Transcribe each record exactly. Include every one.

-- start Supplied data --

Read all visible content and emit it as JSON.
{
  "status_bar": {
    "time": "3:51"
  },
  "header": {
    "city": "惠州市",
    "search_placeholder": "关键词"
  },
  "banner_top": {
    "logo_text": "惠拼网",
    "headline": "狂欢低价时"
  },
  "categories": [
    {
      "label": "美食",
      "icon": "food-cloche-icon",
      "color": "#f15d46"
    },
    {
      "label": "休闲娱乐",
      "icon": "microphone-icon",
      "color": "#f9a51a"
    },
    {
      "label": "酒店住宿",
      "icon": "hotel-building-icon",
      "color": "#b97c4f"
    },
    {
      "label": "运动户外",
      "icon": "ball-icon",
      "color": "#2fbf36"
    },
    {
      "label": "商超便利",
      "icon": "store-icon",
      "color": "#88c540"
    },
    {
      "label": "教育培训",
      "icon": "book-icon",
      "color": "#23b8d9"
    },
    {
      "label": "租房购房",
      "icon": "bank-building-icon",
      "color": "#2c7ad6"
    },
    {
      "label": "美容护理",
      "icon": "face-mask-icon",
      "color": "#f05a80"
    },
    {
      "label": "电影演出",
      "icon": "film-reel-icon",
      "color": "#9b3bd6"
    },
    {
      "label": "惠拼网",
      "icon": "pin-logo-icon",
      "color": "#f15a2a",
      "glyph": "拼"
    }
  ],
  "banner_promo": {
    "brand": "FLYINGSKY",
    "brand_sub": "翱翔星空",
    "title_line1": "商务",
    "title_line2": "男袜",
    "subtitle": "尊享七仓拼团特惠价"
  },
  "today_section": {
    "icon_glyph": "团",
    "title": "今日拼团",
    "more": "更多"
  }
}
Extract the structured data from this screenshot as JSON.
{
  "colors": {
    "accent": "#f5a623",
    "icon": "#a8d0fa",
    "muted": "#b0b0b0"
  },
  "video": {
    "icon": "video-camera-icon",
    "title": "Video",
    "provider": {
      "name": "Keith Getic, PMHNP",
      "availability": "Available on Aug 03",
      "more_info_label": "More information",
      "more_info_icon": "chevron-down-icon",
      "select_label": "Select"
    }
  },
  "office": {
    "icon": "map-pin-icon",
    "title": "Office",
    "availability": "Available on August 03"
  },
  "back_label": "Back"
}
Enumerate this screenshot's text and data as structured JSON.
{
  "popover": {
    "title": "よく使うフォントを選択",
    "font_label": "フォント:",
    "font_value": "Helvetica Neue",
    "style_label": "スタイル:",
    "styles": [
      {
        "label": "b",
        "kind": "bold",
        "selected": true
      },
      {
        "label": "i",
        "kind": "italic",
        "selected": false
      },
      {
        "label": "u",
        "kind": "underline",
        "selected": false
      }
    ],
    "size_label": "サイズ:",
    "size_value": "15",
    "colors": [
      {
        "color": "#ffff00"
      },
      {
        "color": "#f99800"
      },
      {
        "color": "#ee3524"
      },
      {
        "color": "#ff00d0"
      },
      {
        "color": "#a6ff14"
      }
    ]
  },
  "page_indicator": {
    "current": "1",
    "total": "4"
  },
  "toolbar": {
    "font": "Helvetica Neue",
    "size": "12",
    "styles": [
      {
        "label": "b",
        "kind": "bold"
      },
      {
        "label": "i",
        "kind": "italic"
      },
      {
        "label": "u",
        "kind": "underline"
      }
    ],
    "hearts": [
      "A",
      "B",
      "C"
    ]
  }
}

-- end Supplied data --

● **Result of this exercise**:
Read all visible content and emit it as JSON.
{
  "status_bar": {
    "time": "3:51"
  },
  "header": {
    "city": "惠州市",
    "search_placeholder": "关键词"
  },
  "banner_top": {
    "logo_text": "惠拼网",
    "headline": "狂欢低价时"
  },
  "categories": [
    {
      "label": "美食",
      "icon": "food-cloche-icon",
      "color": "#f15d46"
    },
    {
      "label": "休闲娱乐",
      "icon": "microphone-icon",
      "color": "#f9a51a"
    },
    {
      "label": "酒店住宿",
      "icon": "hotel-building-icon",
      "color": "#b97c4f"
    },
    {
      "label": "运动户外",
      "icon": "ball-icon",
      "color": "#2fbf36"
    },
    {
      "label": "商超便利",
      "icon": "store-icon",
      "color": "#88c540"
    },
    {
      "label": "教育培训",
      "icon": "book-icon",
      "color": "#23b8d9"
    },
    {
      "label": "租房购房",
      "icon": "bank-building-icon",
      "color": "#2c7ad6"
    },
    {
      "label": "美容护理",
      "icon": "face-mask-icon",
      "color": "#f05a80"
    },
    {
      "label": "电影演出",
      "icon": "film-reel-icon",
      "color": "#9b3bd6"
    },
    {
      "label": "惠拼网",
      "icon": "pin-logo-icon",
      "color": "#f15a2a",
      "glyph": "拼"
    }
  ],
  "banner_promo": {
    "brand": "FLYINGSKY",
    "brand_sub": "翱翔星空",
    "title_line1": "商务",
    "title_line2": "男袜",
    "subtitle": "尊享七仓拼团特惠价"
  },
  "today_section": {
    "icon_glyph": "团",
    "title": "今日拼团",
    "more": "更多"
  }
}
Extract the structured data from this screenshot as JSON.
{
  "colors": {
    "accent": "#f5a623",
    "icon": "#a8d0fa",
    "muted": "#b0b0b0"
  },
  "video": {
    "icon": "video-camera-icon",
    "title": "Video",
    "provider": {
      "name": "Keith Getic, PMHNP",
      "availability": "Available on Aug 03",
      "more_info_label": "More information",
      "more_info_icon": "chevron-down-icon",
      "select_label": "Select"
    }
  },
  "office": {
    "icon": "map-pin-icon",
    "title": "Office",
    "availability": "Available on August 03"
  },
  "back_label": "Back"
}
Enumerate this screenshot's text and data as structured JSON.
{
  "popover": {
    "title": "よく使うフォントを選択",
    "font_label": "フォント:",
    "font_value": "Helvetica Neue",
    "style_label": "スタイル:",
    "styles": [
      {
        "label": "b",
        "kind": "bold",
        "selected": true
      },
      {
        "label": "i",
        "kind": "italic",
        "selected": false
      },
      {
        "label": "u",
        "kind": "underline",
        "selected": false
      }
    ],
    "size_label": "サイズ:",
    "size_value": "15",
    "colors": [
      {
        "color": "#ffff00"
      },
      {
        "color": "#f99800"
      },
      {
        "color": "#ee3524"
      },
      {
        "color": "#ff00d0"
      },
      {
        "color": "#a6ff14"
      }
    ]
  },
  "page_indicator": {
    "current": "1",
    "total": "4"
  },
  "toolbar": {
    "font": "Helvetica Neue",
    "size": "12",
    "styles": [
      {
        "label": "b",
        "kind": "bold"
      },
      {
        "label": "i",
        "kind": "italic"
      },
      {
        "label": "u",
        "kind": "underline"
      }
    ],
    "hearts": [
      "A",
      "B",
      "C"
    ]
  }
}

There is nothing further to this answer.